◆ Records shown:
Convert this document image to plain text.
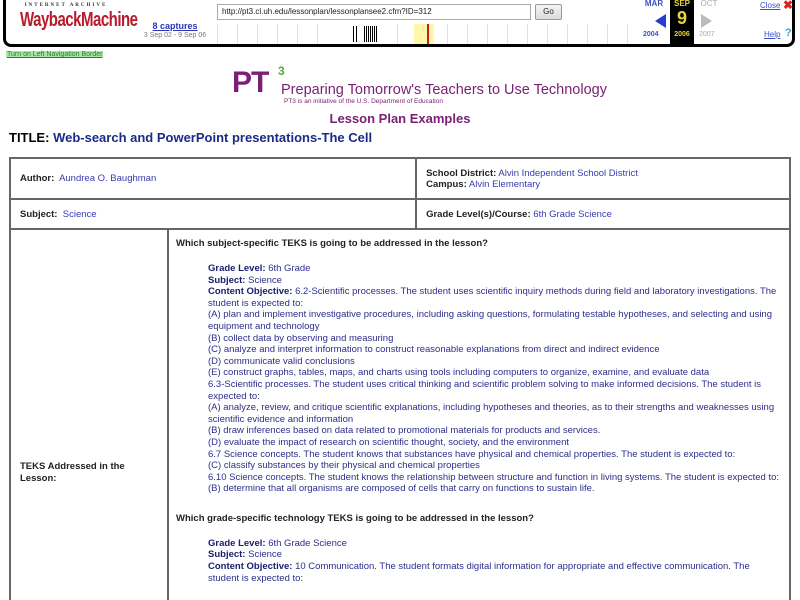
INTERNET ARCHIVE
WaybackMachine	8 captures
3 Sep 02 - 9 Sep 06
http://pt3.cl.uh.edu/lessonplan/lessonplansee2.cfm?ID=312	Go
MAR
2004
SEP
9
2006
OCT
2007
Close ✖
Help ?
Turn on Left Navigation Border
PT 3
Preparing Tomorrow's Teachers to Use Technology
PT3 is an initiative of the U.S. Department of Education
Lesson Plan Examples
TITLE: Web-search and PowerPoint presentations-The Cell
Author: Aundrea O. Baughman		School District: Alvin Independent School District
Campus: Alvin Elementary

Subject: Science		Grade Level(s)/Course: 6th Grade Science

TEKS Addressed in the Lesson:

Which subject-specific TEKS is going to be addressed in the lesson?
Grade Level: 6th Grade
Subject: Science
Content Objective: 6.2-Scientific processes. The student uses scientific inquiry methods during field and laboratory investigations. The student is expected to:
(A) plan and implement investigative procedures, including asking questions, formulating testable hypotheses, and selecting and using equipment and technology
(B) collect data by observing and measuring
(C) analyze and interpret information to construct reasonable explanations from direct and indirect evidence
(D) communicate valid conclusions
(E) construct graphs, tables, maps, and charts using tools including computers to organize, examine, and evaluate data
6.3-Scientific processes. The student uses critical thinking and scientific problem solving to make informed decisions. The student is expected to:
(A) analyze, review, and critique scientific explanations, including hypotheses and theories, as to their strengths and weaknesses using scientific evidence and information
(B) draw inferences based on data related to promotional materials for products and services.
(D) evaluate the impact of research on scientific thought, society, and the environment
6.7 Science concepts. The student knows that substances have physical and chemical properties. The student is expected to:
(C) classify substances by their physical and chemical properties
6.10 Science concepts. The student knows the relationship between structure and function in living systems. The student is expected to:
(B) determine that all organisms are composed of cells that carry on functions to sustain life.
Which grade-specific technology TEKS is going to be addressed in the lesson?
Grade Level: 6th Grade Science
Subject: Science
Content Objective: 10 Communication. The student formats digital information for appropriate and effective communication. The student is expected to:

◆ Assignment: Without the pictures, give all the records above again exactly.

◆ Result:
Convert this document image to plain text.
INTERNET ARCHIVE
WaybackMachine	8 captures
3 Sep 02 - 9 Sep 06
http://pt3.cl.uh.edu/lessonplan/lessonplansee2.cfm?ID=312	Go
MAR
2004
SEP
9
2006
OCT
2007
Close ✖
Help ?
Turn on Left Navigation Border
PT 3
Preparing Tomorrow's Teachers to Use Technology
PT3 is an initiative of the U.S. Department of Education
Lesson Plan Examples
TITLE: Web-search and PowerPoint presentations-The Cell
Author: Aundrea O. Baughman		School District: Alvin Independent School District
Campus: Alvin Elementary

Subject: Science		Grade Level(s)/Course: 6th Grade Science

TEKS Addressed in the Lesson:

Which subject-specific TEKS is going to be addressed in the lesson?
Grade Level: 6th Grade
Subject: Science
Content Objective: 6.2-Scientific processes. The student uses scientific inquiry methods during field and laboratory investigations. The student is expected to:
(A) plan and implement investigative procedures, including asking questions, formulating testable hypotheses, and selecting and using equipment and technology
(B) collect data by observing and measuring
(C) analyze and interpret information to construct reasonable explanations from direct and indirect evidence
(D) communicate valid conclusions
(E) construct graphs, tables, maps, and charts using tools including computers to organize, examine, and evaluate data
6.3-Scientific processes. The student uses critical thinking and scientific problem solving to make informed decisions. The student is expected to:
(A) analyze, review, and critique scientific explanations, including hypotheses and theories, as to their strengths and weaknesses using scientific evidence and information
(B) draw inferences based on data related to promotional materials for products and services.
(D) evaluate the impact of research on scientific thought, society, and the environment
6.7 Science concepts. The student knows that substances have physical and chemical properties. The student is expected to:
(C) classify substances by their physical and chemical properties
6.10 Science concepts. The student knows the relationship between structure and function in living systems. The student is expected to:
(B) determine that all organisms are composed of cells that carry on functions to sustain life.
Which grade-specific technology TEKS is going to be addressed in the lesson?
Grade Level: 6th Grade Science
Subject: Science
Content Objective: 10 Communication. The student formats digital information for appropriate and effective communication. The student is expected to:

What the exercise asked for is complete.